Repeat all of the records verbatim.

## Given data
>> START
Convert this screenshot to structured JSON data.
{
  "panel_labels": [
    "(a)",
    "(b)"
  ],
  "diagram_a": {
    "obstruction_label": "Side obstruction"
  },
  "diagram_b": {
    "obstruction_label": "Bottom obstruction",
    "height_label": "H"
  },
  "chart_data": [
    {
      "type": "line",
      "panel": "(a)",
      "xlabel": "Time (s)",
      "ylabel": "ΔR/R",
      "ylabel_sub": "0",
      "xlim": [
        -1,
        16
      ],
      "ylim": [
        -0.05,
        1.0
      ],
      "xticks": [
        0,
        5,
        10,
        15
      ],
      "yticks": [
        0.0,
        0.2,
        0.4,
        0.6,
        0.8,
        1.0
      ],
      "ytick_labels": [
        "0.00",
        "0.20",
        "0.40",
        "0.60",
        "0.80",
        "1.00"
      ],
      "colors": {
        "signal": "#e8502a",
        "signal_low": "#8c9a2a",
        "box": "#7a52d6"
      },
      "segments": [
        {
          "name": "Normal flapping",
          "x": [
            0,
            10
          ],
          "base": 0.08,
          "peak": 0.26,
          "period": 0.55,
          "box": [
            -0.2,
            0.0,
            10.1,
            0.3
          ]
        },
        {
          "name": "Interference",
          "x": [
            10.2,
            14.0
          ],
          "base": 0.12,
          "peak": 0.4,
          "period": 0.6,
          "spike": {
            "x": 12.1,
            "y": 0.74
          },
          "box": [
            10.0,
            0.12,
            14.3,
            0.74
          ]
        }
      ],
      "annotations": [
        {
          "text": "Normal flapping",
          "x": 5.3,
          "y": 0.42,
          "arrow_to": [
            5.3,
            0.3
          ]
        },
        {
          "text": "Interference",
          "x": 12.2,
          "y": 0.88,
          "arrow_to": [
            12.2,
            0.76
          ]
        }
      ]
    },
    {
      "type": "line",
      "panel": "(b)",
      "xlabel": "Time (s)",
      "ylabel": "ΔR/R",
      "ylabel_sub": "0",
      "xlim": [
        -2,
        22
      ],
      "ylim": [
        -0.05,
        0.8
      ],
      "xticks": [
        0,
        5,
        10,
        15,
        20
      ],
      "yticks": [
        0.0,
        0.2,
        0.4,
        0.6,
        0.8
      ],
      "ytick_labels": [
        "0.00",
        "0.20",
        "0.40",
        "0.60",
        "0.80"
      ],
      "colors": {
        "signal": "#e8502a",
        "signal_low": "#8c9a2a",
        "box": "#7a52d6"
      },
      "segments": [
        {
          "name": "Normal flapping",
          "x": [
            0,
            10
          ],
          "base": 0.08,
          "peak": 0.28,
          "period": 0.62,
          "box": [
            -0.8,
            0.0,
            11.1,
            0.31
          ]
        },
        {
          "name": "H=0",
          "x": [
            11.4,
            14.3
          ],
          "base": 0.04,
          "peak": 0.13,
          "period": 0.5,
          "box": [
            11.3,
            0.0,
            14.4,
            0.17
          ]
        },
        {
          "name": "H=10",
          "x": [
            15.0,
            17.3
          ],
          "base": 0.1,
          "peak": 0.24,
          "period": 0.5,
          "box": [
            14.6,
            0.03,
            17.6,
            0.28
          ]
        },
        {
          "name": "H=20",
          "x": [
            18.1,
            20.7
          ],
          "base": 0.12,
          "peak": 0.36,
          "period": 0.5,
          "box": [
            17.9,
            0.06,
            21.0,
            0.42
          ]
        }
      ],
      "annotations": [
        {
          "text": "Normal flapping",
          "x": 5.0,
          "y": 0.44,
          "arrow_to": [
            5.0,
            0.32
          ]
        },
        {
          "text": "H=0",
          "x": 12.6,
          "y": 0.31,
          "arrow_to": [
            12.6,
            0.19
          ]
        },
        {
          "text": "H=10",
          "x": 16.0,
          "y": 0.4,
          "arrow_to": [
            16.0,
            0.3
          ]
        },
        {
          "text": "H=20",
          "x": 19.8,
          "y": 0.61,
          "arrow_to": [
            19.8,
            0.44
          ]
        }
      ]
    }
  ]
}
>> END
## Answer for this exercise
Convert this screenshot to structured JSON data.
{
  "panel_labels": [
    "(a)",
    "(b)"
  ],
  "diagram_a": {
    "obstruction_label": "Side obstruction"
  },
  "diagram_b": {
    "obstruction_label": "Bottom obstruction",
    "height_label": "H"
  },
  "chart_data": [
    {
      "type": "line",
      "panel": "(a)",
      "xlabel": "Time (s)",
      "ylabel": "ΔR/R",
      "ylabel_sub": "0",
      "xlim": [
        -1,
        16
      ],
      "ylim": [
        -0.05,
        1.0
      ],
      "xticks": [
        0,
        5,
        10,
        15
      ],
      "yticks": [
        0.0,
        0.2,
        0.4,
        0.6,
        0.8,
        1.0
      ],
      "ytick_labels": [
        "0.00",
        "0.20",
        "0.40",
        "0.60",
        "0.80",
        "1.00"
      ],
      "colors": {
        "signal": "#e8502a",
        "signal_low": "#8c9a2a",
        "box": "#7a52d6"
      },
      "segments": [
        {
          "name": "Normal flapping",
          "x": [
            0,
            10
          ],
          "base": 0.08,
          "peak": 0.26,
          "period": 0.55,
          "box": [
            -0.2,
            0.0,
            10.1,
            0.3
          ]
        },
        {
          "name": "Interference",
          "x": [
            10.2,
            14.0
          ],
          "base": 0.12,
          "peak": 0.4,
          "period": 0.6,
          "spike": {
            "x": 12.1,
            "y": 0.74
          },
          "box": [
            10.0,
            0.12,
            14.3,
            0.74
          ]
        }
      ],
      "annotations": [
        {
          "text": "Normal flapping",
          "x": 5.3,
          "y": 0.42,
          "arrow_to": [
            5.3,
            0.3
          ]
        },
        {
          "text": "Interference",
          "x": 12.2,
          "y": 0.88,
          "arrow_to": [
            12.2,
            0.76
          ]
        }
      ]
    },
    {
      "type": "line",
      "panel": "(b)",
      "xlabel": "Time (s)",
      "ylabel": "ΔR/R",
      "ylabel_sub": "0",
      "xlim": [
        -2,
        22
      ],
      "ylim": [
        -0.05,
        0.8
      ],
      "xticks": [
        0,
        5,
        10,
        15,
        20
      ],
      "yticks": [
        0.0,
        0.2,
        0.4,
        0.6,
        0.8
      ],
      "ytick_labels": [
        "0.00",
        "0.20",
        "0.40",
        "0.60",
        "0.80"
      ],
      "colors": {
        "signal": "#e8502a",
        "signal_low": "#8c9a2a",
        "box": "#7a52d6"
      },
      "segments": [
        {
          "name": "Normal flapping",
          "x": [
            0,
            10
          ],
          "base": 0.08,
          "peak": 0.28,
          "period": 0.62,
          "box": [
            -0.8,
            0.0,
            11.1,
            0.31
          ]
        },
        {
          "name": "H=0",
          "x": [
            11.4,
            14.3
          ],
          "base": 0.04,
          "peak": 0.13,
          "period": 0.5,
          "box": [
            11.3,
            0.0,
            14.4,
            0.17
          ]
        },
        {
          "name": "H=10",
          "x": [
            15.0,
            17.3
          ],
          "base": 0.1,
          "peak": 0.24,
          "period": 0.5,
          "box": [
            14.6,
            0.03,
            17.6,
            0.28
          ]
        },
        {
          "name": "H=20",
          "x": [
            18.1,
            20.7
          ],
          "base": 0.12,
          "peak": 0.36,
          "period": 0.5,
          "box": [
            17.9,
            0.06,
            21.0,
            0.42
          ]
        }
      ],
      "annotations": [
        {
          "text": "Normal flapping",
          "x": 5.0,
          "y": 0.44,
          "arrow_to": [
            5.0,
            0.32
          ]
        },
        {
          "text": "H=0",
          "x": 12.6,
          "y": 0.31,
          "arrow_to": [
            12.6,
            0.19
          ]
        },
        {
          "text": "H=10",
          "x": 16.0,
          "y": 0.4,
          "arrow_to": [
            16.0,
            0.3
          ]
        },
        {
          "text": "H=20",
          "x": 19.8,
          "y": 0.61,
          "arrow_to": [
            19.8,
            0.44
          ]
        }
      ]
    }
  ]
}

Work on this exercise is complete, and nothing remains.